◆ Your objective ◆
Render the data below as a numbered list, starting with the line that contains "x-tick-label: 3PM bbox=[751, 954, 807, 984]" and stopping after the line that contains "data-label: 24 bbox=[861, 367, 906, 411]". Omit any blank lines.

________________________________________

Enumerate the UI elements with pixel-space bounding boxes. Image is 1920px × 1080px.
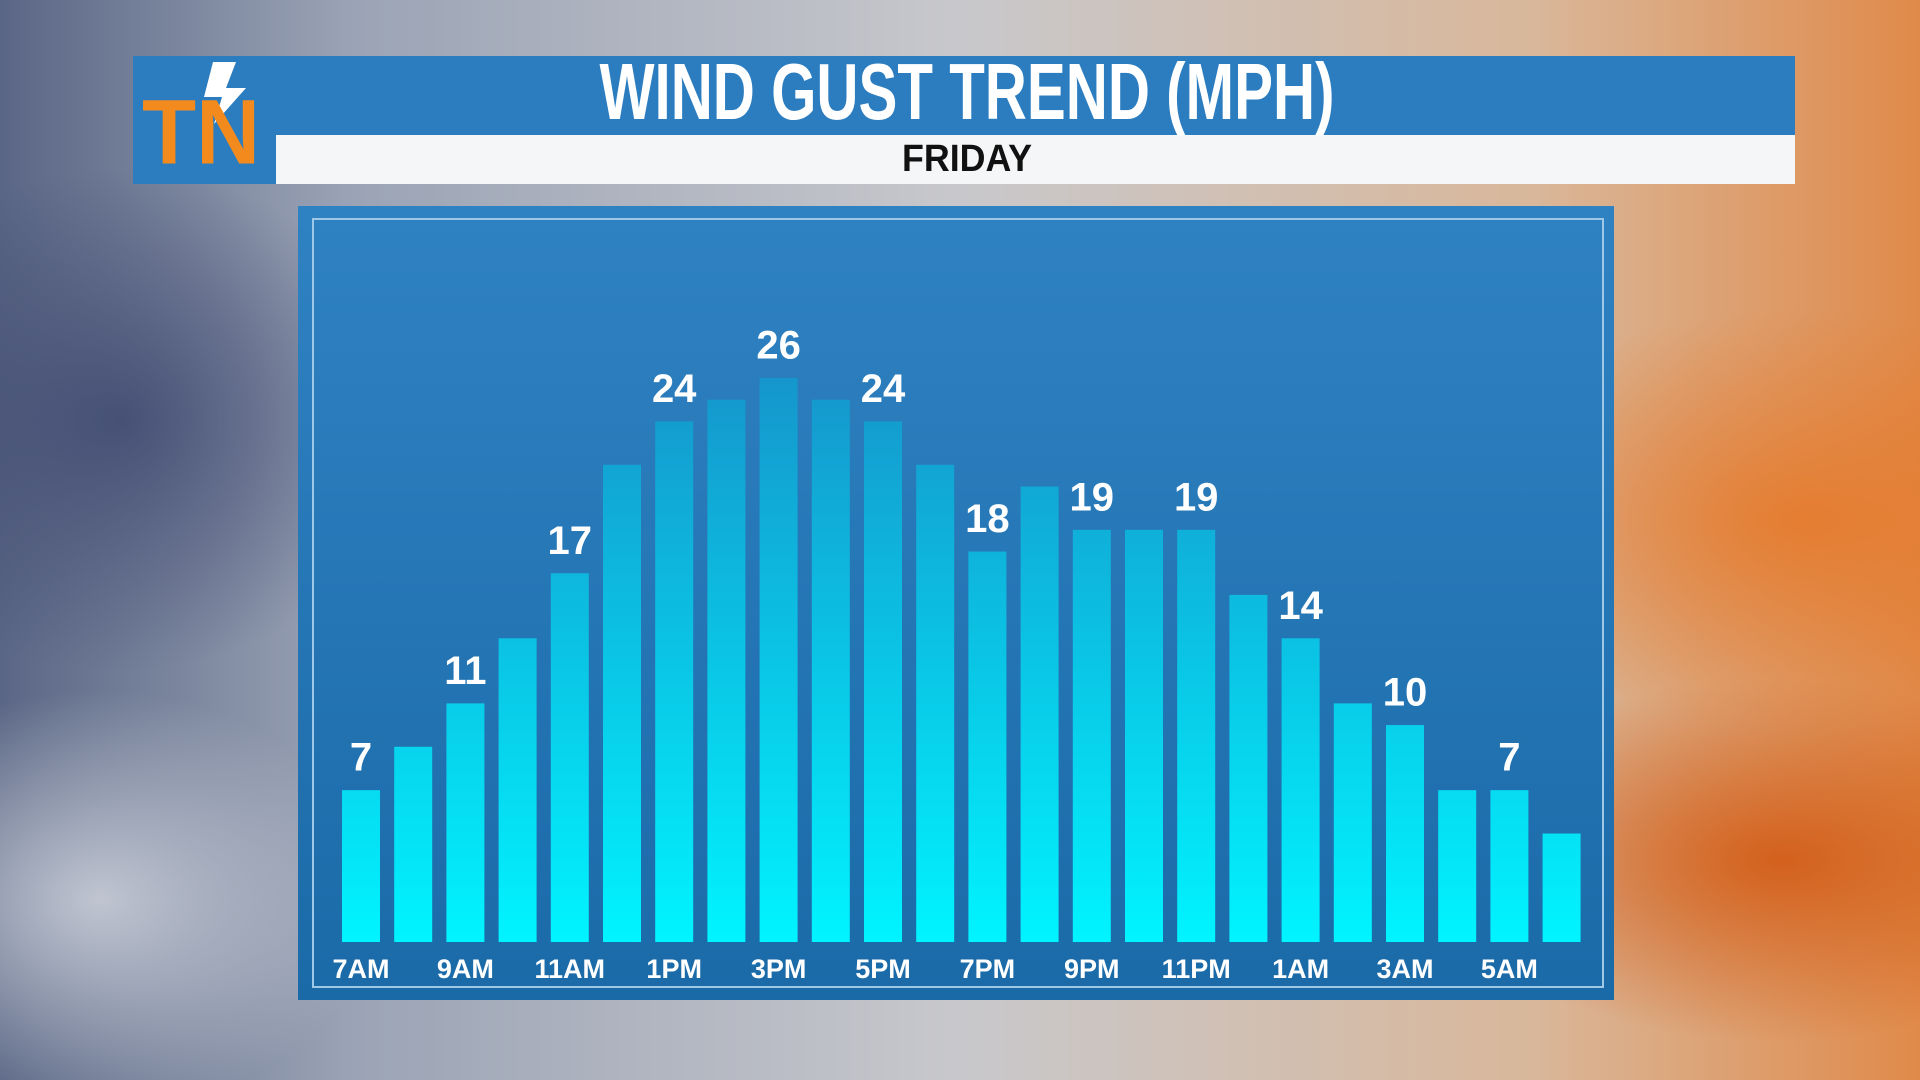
x-tick-label: 3PM bbox=[751, 954, 807, 984]
bar bbox=[968, 551, 1007, 942]
bar bbox=[498, 638, 537, 942]
x-tick-label: 9PM bbox=[1064, 954, 1120, 984]
data-label: 11 bbox=[444, 649, 486, 693]
data-label: 10 bbox=[1383, 671, 1428, 715]
data-label: 24 bbox=[861, 367, 906, 411]
chart-subtitle: FRIDAY bbox=[902, 138, 1032, 180]
x-tick-label: 11PM bbox=[1162, 954, 1231, 984]
bar bbox=[1333, 703, 1372, 942]
x-tick-label: 5PM bbox=[855, 954, 911, 984]
bar bbox=[342, 790, 380, 942]
data-label: 19 bbox=[1174, 475, 1219, 519]
bar bbox=[1542, 833, 1581, 942]
x-tick-label: 1PM bbox=[646, 954, 702, 984]
bar bbox=[759, 378, 798, 942]
plot-border bbox=[312, 218, 1604, 988]
data-label: 19 bbox=[1070, 475, 1115, 519]
bar bbox=[550, 573, 589, 942]
bar bbox=[1072, 529, 1111, 942]
x-tick-label: 7PM bbox=[960, 954, 1016, 984]
bar bbox=[1386, 725, 1424, 942]
x-tick-label: 9AM bbox=[437, 954, 494, 984]
data-label: 18 bbox=[965, 497, 1010, 541]
header-band bbox=[133, 56, 1795, 135]
bar bbox=[1020, 486, 1059, 942]
logo: TN bbox=[142, 81, 260, 183]
bar bbox=[655, 421, 694, 942]
bar bbox=[707, 399, 746, 942]
bar bbox=[864, 421, 902, 942]
data-label: 24 bbox=[652, 367, 697, 411]
data-label: 17 bbox=[548, 519, 593, 563]
bar bbox=[603, 464, 641, 942]
data-label: 7 bbox=[350, 736, 372, 780]
bar bbox=[1125, 529, 1163, 942]
chart-title: WIND GUST TREND (MPH) bbox=[600, 47, 1335, 136]
x-tick-label: 1AM bbox=[1272, 954, 1329, 984]
bar bbox=[916, 464, 955, 942]
subtitle-band bbox=[276, 135, 1795, 184]
data-label: 26 bbox=[756, 324, 801, 368]
x-tick-label: 7AM bbox=[332, 954, 389, 984]
bar bbox=[1490, 790, 1529, 942]
data-label: 7 bbox=[1498, 736, 1520, 780]
logo-band bbox=[133, 135, 276, 184]
x-tick-label: 11AM bbox=[535, 954, 606, 984]
bar bbox=[1438, 790, 1477, 942]
x-tick-label: 3AM bbox=[1376, 954, 1433, 984]
bar bbox=[811, 399, 850, 942]
logo-bolt bbox=[204, 62, 246, 124]
bar bbox=[1281, 638, 1320, 942]
bar bbox=[394, 746, 433, 942]
bar bbox=[446, 703, 485, 942]
bar bbox=[1177, 529, 1216, 942]
x-tick-label: 5AM bbox=[1481, 954, 1538, 984]
data-label: 14 bbox=[1278, 584, 1323, 628]
bar bbox=[1229, 594, 1268, 942]
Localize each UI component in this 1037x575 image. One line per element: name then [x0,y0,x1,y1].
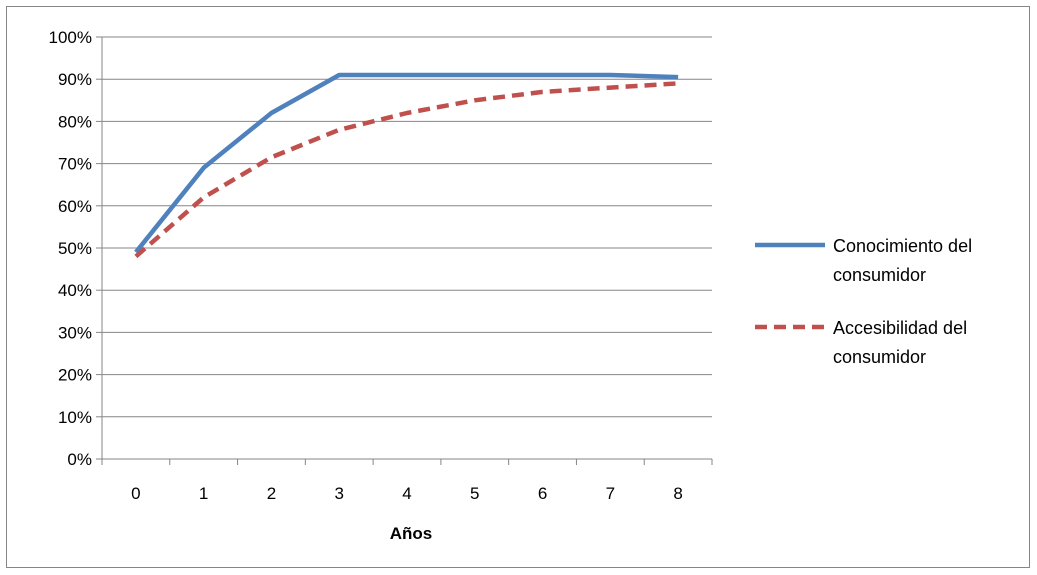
y-tick-label: 30% [58,323,92,342]
chart-frame: 0% 10% 20% 30% 40% 50% 60% 70% 80% 90% 100% 0 1 2 3 4 5… [6,6,1030,568]
axes [96,37,712,465]
x-tick-labels: 0 1 2 3 4 5 6 7 8 [131,484,683,503]
y-tick-label: 70% [58,155,92,174]
x-tick-label: 0 [131,484,140,503]
y-tick-label: 10% [58,408,92,427]
x-tick-label: 7 [606,484,615,503]
x-tick-label: 6 [538,484,547,503]
x-axis-title: Años [390,524,433,543]
x-tick-label: 3 [334,484,343,503]
x-tick-label: 5 [470,484,479,503]
y-tick-label: 40% [58,281,92,300]
line-chart: 0% 10% 20% 30% 40% 50% 60% 70% 80% 90% 100% 0 1 2 3 4 5… [7,7,1031,569]
gridlines [102,37,712,417]
y-tick-label: 0% [67,450,92,469]
y-tick-labels: 0% 10% 20% 30% 40% 50% 60% 70% 80% 90% 100% [49,28,92,469]
y-tick-label: 100% [49,28,92,47]
y-tick-label: 90% [58,70,92,89]
legend-label-2: consumidor [833,347,926,367]
x-tick-label: 1 [199,484,208,503]
x-tick-label: 8 [673,484,682,503]
x-tick-label: 4 [402,484,411,503]
legend-label-1: Conocimiento del [833,236,972,256]
legend: Conocimiento del consumidor Accesibilidad … [755,236,972,367]
series-line-2 [136,83,678,256]
legend-label-2: Accesibilidad del [833,318,967,338]
y-tick-label: 20% [58,366,92,385]
y-tick-label: 80% [58,112,92,131]
x-tick-label: 2 [267,484,276,503]
series-lines [136,75,678,256]
y-tick-label: 50% [58,239,92,258]
legend-label-1: consumidor [833,265,926,285]
y-tick-label: 60% [58,197,92,216]
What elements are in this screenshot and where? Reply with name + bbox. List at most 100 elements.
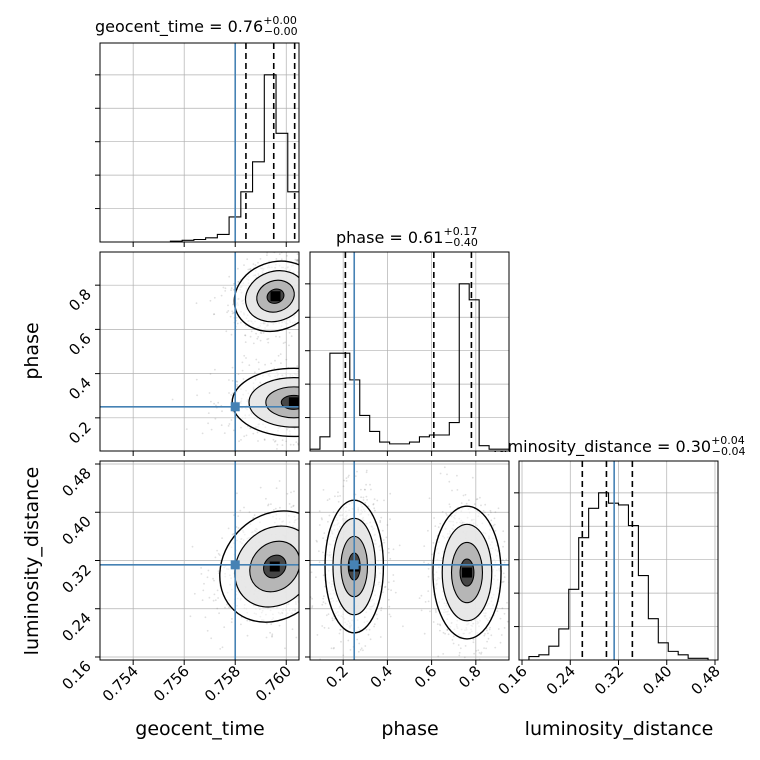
sample-point [306,403,308,405]
sample-point [420,609,423,612]
panel-frame [309,460,510,661]
sample-point [255,332,257,335]
sample-point [368,628,371,631]
sample-point [307,565,309,567]
sample-point [367,633,370,636]
sample-point [322,601,325,603]
sample-point [302,270,304,272]
sample-point [305,376,307,378]
sample-point [373,623,376,626]
sample-point [214,368,216,371]
sample-point [439,472,442,475]
sample-point [389,615,392,618]
y-tick-label: 0.6 [65,329,95,359]
sample-point [299,285,301,287]
sample-point [305,536,307,538]
sample-point [356,638,359,641]
sample-point [284,341,287,344]
sample-point [300,374,302,376]
sample-point [468,499,470,502]
sample-point [311,606,313,609]
sample-point [505,558,508,561]
sample-point [266,622,268,625]
sample-point [479,496,481,499]
sample-point [306,305,308,307]
sample-point [365,483,367,486]
sample-point [339,628,342,631]
sample-point [460,687,462,689]
sample-point [300,601,302,603]
sample-point [300,573,302,575]
sample-point [431,553,433,556]
histogram-step [100,74,299,242]
title-geocent-time: geocent_time = 0.76+0.00 −0.00 [95,14,298,38]
sample-point [305,398,307,400]
sample-point [301,583,303,585]
sample-point [304,275,306,277]
sample-point [471,476,474,479]
sample-point [303,313,305,315]
axis-labels: geocent_time phase luminosity_distance p… [21,322,713,740]
sample-point [301,315,303,317]
sample-point [301,395,303,397]
sample-point [270,623,273,626]
sample-point [300,546,302,548]
sample-point [207,412,210,414]
sample-point [257,336,260,338]
sample-point [473,652,475,655]
sample-point [340,640,342,643]
sample-point [302,540,304,542]
sample-point [286,254,288,257]
sample-point [296,365,299,367]
sample-point [304,306,306,308]
sample-point [232,303,234,306]
sample-point [280,362,282,364]
sample-point [206,576,209,579]
sample-point [305,408,307,410]
density-peak [269,561,280,572]
sample-point [302,297,304,299]
sample-point [304,404,306,406]
sample-point [230,287,233,290]
sample-point [252,516,255,519]
sample-point [385,536,388,539]
sample-point [302,304,304,306]
sample-point [503,612,506,615]
x-axis-label-luminosity-distance: luminosity_distance [525,718,714,740]
sample-point [233,283,235,285]
sample-point [246,258,249,261]
sample-point [266,338,269,341]
sample-point [324,585,326,588]
x-tick-label: 0.2 [322,662,352,692]
sample-point [191,545,194,548]
sample-point [360,647,363,650]
hist-panel-phase [305,251,510,456]
sample-point [343,479,345,482]
sample-point [304,289,306,291]
truth-marker [230,402,240,412]
sample-point [315,576,317,579]
sample-point [300,415,302,417]
sample-point [272,438,275,441]
sample-point [304,539,306,541]
sample-point [240,426,242,429]
sample-point [357,650,360,653]
sample-point [274,507,277,510]
sample-point [301,519,303,521]
sample-point [356,470,358,473]
sample-point [494,646,497,649]
sample-point [302,388,304,390]
sample-point [318,510,321,512]
sample-point [330,647,333,650]
sample-point [452,642,455,645]
sample-point [360,496,362,499]
sample-point [304,432,306,434]
sample-point [201,432,204,435]
sample-point [303,311,305,313]
x-tick-label: 0.760 [252,662,295,705]
sample-point [303,601,305,603]
sample-point [228,392,230,394]
sample-point [322,537,324,539]
sample-point [494,529,497,532]
sample-point [433,517,435,519]
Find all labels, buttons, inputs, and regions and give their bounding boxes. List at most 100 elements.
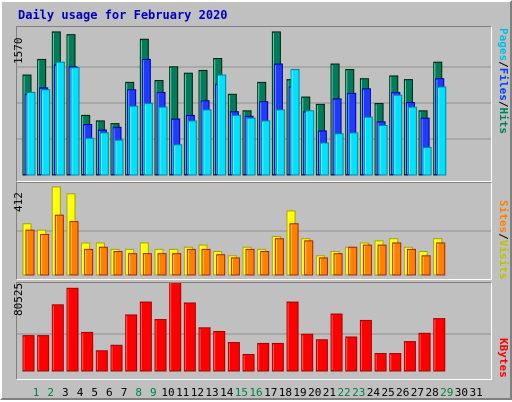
bar-kbytes-day-1 — [22, 335, 35, 372]
bar-kbytes-day-29 — [433, 318, 446, 372]
bar-kbytes-day-24 — [359, 319, 372, 372]
day-label-17: 17 — [264, 386, 277, 399]
bar-pages-day-7 — [114, 139, 124, 176]
bar-sites-day-16 — [245, 248, 255, 276]
bar-pages-day-2 — [41, 89, 51, 176]
bar-kbytes-day-10 — [154, 319, 167, 372]
day-label-8: 8 — [135, 386, 142, 399]
bar-kbytes-day-6 — [95, 350, 108, 372]
bar-sites-day-8 — [128, 253, 138, 276]
bar-pages-day-26 — [393, 94, 403, 176]
bar-kbytes-day-28 — [418, 332, 431, 372]
bar-kbytes-day-2 — [37, 335, 50, 372]
day-label-10: 10 — [161, 386, 174, 399]
bar-kbytes-day-4 — [66, 287, 79, 372]
bar-pages-day-21 — [319, 142, 329, 176]
bar-sites-day-23 — [348, 246, 358, 276]
panel-plot-1 — [17, 186, 491, 276]
bar-sites-day-15 — [230, 257, 240, 276]
bar-pages-day-10 — [158, 106, 168, 176]
sites-visits-panel — [16, 182, 492, 280]
bar-pages-day-13 — [202, 109, 212, 176]
bar-pages-day-19 — [290, 69, 300, 176]
day-label-16: 16 — [249, 386, 262, 399]
bar-sites-day-6 — [98, 246, 108, 276]
day-label-19: 19 — [293, 386, 306, 399]
day-label-14: 14 — [220, 386, 234, 399]
bar-pages-day-24 — [363, 116, 373, 176]
day-label-4: 4 — [77, 386, 84, 399]
bar-sites-day-11 — [172, 253, 182, 276]
day-label-1: 1 — [33, 386, 40, 399]
bar-pages-day-9 — [143, 102, 153, 176]
bar-sites-day-17 — [260, 251, 270, 276]
day-label-3: 3 — [62, 386, 69, 399]
bar-sites-day-5 — [84, 248, 94, 276]
day-label-2: 2 — [47, 386, 54, 399]
day-label-22: 22 — [337, 386, 350, 399]
bar-pages-day-11 — [173, 144, 183, 176]
bar-sites-day-27 — [406, 248, 416, 276]
bar-sites-day-4 — [69, 221, 79, 276]
bar-sites-day-19 — [289, 223, 299, 276]
bar-sites-day-1 — [25, 229, 35, 276]
bar-pages-day-25 — [378, 124, 388, 176]
bar-sites-day-13 — [201, 248, 211, 276]
day-label-6: 6 — [106, 386, 113, 399]
bar-pages-day-17 — [261, 120, 271, 176]
day-label-13: 13 — [205, 386, 218, 399]
day-label-15: 15 — [235, 386, 248, 399]
bar-kbytes-day-8 — [125, 314, 138, 372]
day-label-11: 11 — [176, 386, 189, 399]
bar-pages-day-12 — [187, 120, 197, 176]
bar-kbytes-day-15 — [227, 342, 240, 372]
bar-sites-day-9 — [142, 253, 152, 276]
bar-kbytes-day-16 — [242, 353, 255, 372]
bar-pages-day-29 — [437, 86, 447, 176]
bar-kbytes-day-7 — [110, 344, 123, 372]
bar-kbytes-day-19 — [286, 301, 299, 372]
day-label-29: 29 — [440, 386, 453, 399]
day-label-23: 23 — [352, 386, 365, 399]
bar-sites-day-14 — [216, 254, 226, 276]
bar-kbytes-day-11 — [169, 283, 182, 372]
bar-pages-day-23 — [349, 132, 359, 176]
day-label-18: 18 — [279, 386, 292, 399]
day-label-26: 26 — [396, 386, 409, 399]
day-label-25: 25 — [381, 386, 394, 399]
bar-sites-day-21 — [318, 257, 328, 276]
day-label-27: 27 — [411, 386, 424, 399]
day-label-5: 5 — [91, 386, 98, 399]
bar-pages-day-27 — [407, 106, 417, 176]
bar-sites-day-22 — [333, 253, 343, 276]
panel-plot-2 — [17, 283, 491, 372]
bar-pages-day-3 — [55, 61, 65, 176]
bar-kbytes-day-26 — [389, 353, 402, 372]
bar-sites-day-29 — [436, 242, 446, 276]
day-label-31: 31 — [469, 386, 482, 399]
bar-pages-day-28 — [422, 146, 432, 176]
day-label-24: 24 — [367, 386, 381, 399]
bar-kbytes-day-21 — [315, 339, 328, 372]
panel-plot-0 — [17, 31, 491, 176]
bar-kbytes-day-13 — [198, 327, 211, 372]
bar-pages-day-6 — [99, 132, 109, 176]
bar-sites-day-3 — [54, 214, 64, 276]
bar-sites-day-26 — [392, 242, 402, 276]
day-label-9: 9 — [150, 386, 157, 399]
bar-pages-day-18 — [275, 109, 285, 176]
bar-sites-day-10 — [157, 253, 167, 276]
bar-sites-day-20 — [304, 240, 314, 276]
bar-sites-day-18 — [274, 238, 284, 276]
bar-kbytes-day-9 — [139, 301, 152, 372]
bar-sites-day-2 — [40, 233, 50, 276]
day-label-28: 28 — [425, 386, 438, 399]
bar-pages-day-16 — [246, 117, 256, 176]
day-label-12: 12 — [191, 386, 204, 399]
chart-title: Daily usage for February 2020 — [18, 8, 228, 22]
bar-sites-day-25 — [377, 244, 387, 276]
bar-pages-day-1 — [26, 91, 36, 176]
day-label-21: 21 — [323, 386, 336, 399]
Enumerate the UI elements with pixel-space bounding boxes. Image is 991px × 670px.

________________________________________

◆ Written solution ◆
1. x-tick-label: 3PM bbox=[751, 954, 807, 984]
2. bar bbox=[968, 551, 1007, 942]
3. bar bbox=[498, 638, 537, 942]
4. x-tick-label: 9PM bbox=[1064, 954, 1120, 984]
5. data-label: 11 bbox=[444, 649, 486, 693]
6. data-label: 10 bbox=[1383, 671, 1428, 715]
7. data-label: 24 bbox=[861, 367, 906, 411]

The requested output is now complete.